[Records from a collection of figures]
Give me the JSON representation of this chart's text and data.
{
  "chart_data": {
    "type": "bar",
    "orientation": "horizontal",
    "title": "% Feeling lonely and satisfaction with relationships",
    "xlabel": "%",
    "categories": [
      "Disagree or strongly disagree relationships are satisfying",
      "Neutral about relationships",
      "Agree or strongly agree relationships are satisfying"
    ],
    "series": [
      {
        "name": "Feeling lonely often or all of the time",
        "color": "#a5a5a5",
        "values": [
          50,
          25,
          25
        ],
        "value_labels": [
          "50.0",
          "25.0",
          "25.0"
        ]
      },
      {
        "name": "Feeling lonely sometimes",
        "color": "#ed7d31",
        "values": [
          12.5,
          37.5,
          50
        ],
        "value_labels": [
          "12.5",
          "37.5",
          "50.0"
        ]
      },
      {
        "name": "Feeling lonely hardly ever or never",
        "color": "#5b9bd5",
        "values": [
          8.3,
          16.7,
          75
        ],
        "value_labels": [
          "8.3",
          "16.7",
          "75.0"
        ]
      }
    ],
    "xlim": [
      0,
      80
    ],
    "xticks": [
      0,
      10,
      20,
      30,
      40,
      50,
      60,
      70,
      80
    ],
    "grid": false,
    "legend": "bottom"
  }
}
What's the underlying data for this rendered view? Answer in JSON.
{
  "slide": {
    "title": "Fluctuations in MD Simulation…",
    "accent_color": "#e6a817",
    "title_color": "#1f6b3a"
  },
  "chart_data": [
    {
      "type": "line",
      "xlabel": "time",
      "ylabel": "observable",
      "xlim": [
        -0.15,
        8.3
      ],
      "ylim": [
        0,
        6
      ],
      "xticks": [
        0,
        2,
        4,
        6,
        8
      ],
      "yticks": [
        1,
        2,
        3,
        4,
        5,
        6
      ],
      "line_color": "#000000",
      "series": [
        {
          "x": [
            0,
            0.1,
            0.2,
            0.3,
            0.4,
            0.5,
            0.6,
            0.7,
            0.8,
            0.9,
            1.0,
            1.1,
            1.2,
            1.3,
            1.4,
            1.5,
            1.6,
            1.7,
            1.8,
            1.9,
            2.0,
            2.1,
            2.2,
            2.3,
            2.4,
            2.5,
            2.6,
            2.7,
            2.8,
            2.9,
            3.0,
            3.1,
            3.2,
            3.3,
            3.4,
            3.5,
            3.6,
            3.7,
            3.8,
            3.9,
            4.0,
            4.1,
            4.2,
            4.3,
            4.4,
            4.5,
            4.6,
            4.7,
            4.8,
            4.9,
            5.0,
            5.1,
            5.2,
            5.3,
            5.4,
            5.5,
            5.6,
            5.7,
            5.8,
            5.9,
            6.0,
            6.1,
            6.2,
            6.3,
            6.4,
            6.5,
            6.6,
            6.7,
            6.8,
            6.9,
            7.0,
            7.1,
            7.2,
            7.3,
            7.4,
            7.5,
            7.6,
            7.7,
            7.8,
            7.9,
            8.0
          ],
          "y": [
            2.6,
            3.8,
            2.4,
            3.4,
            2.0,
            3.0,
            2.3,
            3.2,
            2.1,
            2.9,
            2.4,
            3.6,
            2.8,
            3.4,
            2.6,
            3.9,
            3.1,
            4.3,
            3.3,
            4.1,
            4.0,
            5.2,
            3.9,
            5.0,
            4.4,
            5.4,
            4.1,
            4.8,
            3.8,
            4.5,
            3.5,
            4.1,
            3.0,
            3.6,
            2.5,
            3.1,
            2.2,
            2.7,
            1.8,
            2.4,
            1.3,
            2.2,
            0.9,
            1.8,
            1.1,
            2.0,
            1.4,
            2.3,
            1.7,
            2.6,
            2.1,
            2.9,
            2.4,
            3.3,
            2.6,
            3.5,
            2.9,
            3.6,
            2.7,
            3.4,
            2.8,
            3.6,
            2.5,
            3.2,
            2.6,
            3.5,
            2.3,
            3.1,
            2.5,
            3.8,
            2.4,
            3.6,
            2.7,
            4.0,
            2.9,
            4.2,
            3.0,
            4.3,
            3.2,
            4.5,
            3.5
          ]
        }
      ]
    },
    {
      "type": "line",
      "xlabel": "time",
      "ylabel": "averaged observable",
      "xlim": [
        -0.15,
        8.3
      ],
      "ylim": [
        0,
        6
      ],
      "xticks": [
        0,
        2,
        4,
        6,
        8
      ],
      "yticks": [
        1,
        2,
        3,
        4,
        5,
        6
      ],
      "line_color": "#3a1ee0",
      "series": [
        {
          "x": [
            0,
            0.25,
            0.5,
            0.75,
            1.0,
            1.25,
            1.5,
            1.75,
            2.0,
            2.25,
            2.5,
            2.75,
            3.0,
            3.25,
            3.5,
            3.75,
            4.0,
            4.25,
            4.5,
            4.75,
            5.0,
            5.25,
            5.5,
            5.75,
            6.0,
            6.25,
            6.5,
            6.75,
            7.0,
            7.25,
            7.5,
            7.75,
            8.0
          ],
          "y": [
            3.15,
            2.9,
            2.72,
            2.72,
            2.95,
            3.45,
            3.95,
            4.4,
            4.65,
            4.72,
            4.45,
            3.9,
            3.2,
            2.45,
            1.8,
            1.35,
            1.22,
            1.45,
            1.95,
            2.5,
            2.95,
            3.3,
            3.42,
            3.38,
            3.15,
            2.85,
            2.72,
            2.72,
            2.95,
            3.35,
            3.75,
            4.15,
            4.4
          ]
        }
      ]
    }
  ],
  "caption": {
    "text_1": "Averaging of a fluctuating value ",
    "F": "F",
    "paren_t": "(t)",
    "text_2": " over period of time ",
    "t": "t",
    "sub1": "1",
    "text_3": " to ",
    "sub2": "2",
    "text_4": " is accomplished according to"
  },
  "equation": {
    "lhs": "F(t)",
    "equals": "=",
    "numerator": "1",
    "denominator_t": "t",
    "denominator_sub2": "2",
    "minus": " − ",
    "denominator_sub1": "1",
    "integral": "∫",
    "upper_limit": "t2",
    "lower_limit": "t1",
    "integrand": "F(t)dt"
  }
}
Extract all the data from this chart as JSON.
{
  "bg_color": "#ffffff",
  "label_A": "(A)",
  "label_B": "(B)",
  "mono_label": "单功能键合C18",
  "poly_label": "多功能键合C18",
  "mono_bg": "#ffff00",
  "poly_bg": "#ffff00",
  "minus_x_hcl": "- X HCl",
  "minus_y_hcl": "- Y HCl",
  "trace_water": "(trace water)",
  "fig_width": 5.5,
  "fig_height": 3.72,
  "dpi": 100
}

**PROBLEM TO SOLVE**
Output an exact copy of the lines beginning at the one that holds "Extract all the data from this chart as JSON." and running through the final line of the records.

**EXERCISE ANSWER**
Extract all the data from this chart as JSON.
{
  "bg_color": "#ffffff",
  "label_A": "(A)",
  "label_B": "(B)",
  "mono_label": "单功能键合C18",
  "poly_label": "多功能键合C18",
  "mono_bg": "#ffff00",
  "poly_bg": "#ffff00",
  "minus_x_hcl": "- X HCl",
  "minus_y_hcl": "- Y HCl",
  "trace_water": "(trace water)",
  "fig_width": 5.5,
  "fig_height": 3.72,
  "dpi": 100
}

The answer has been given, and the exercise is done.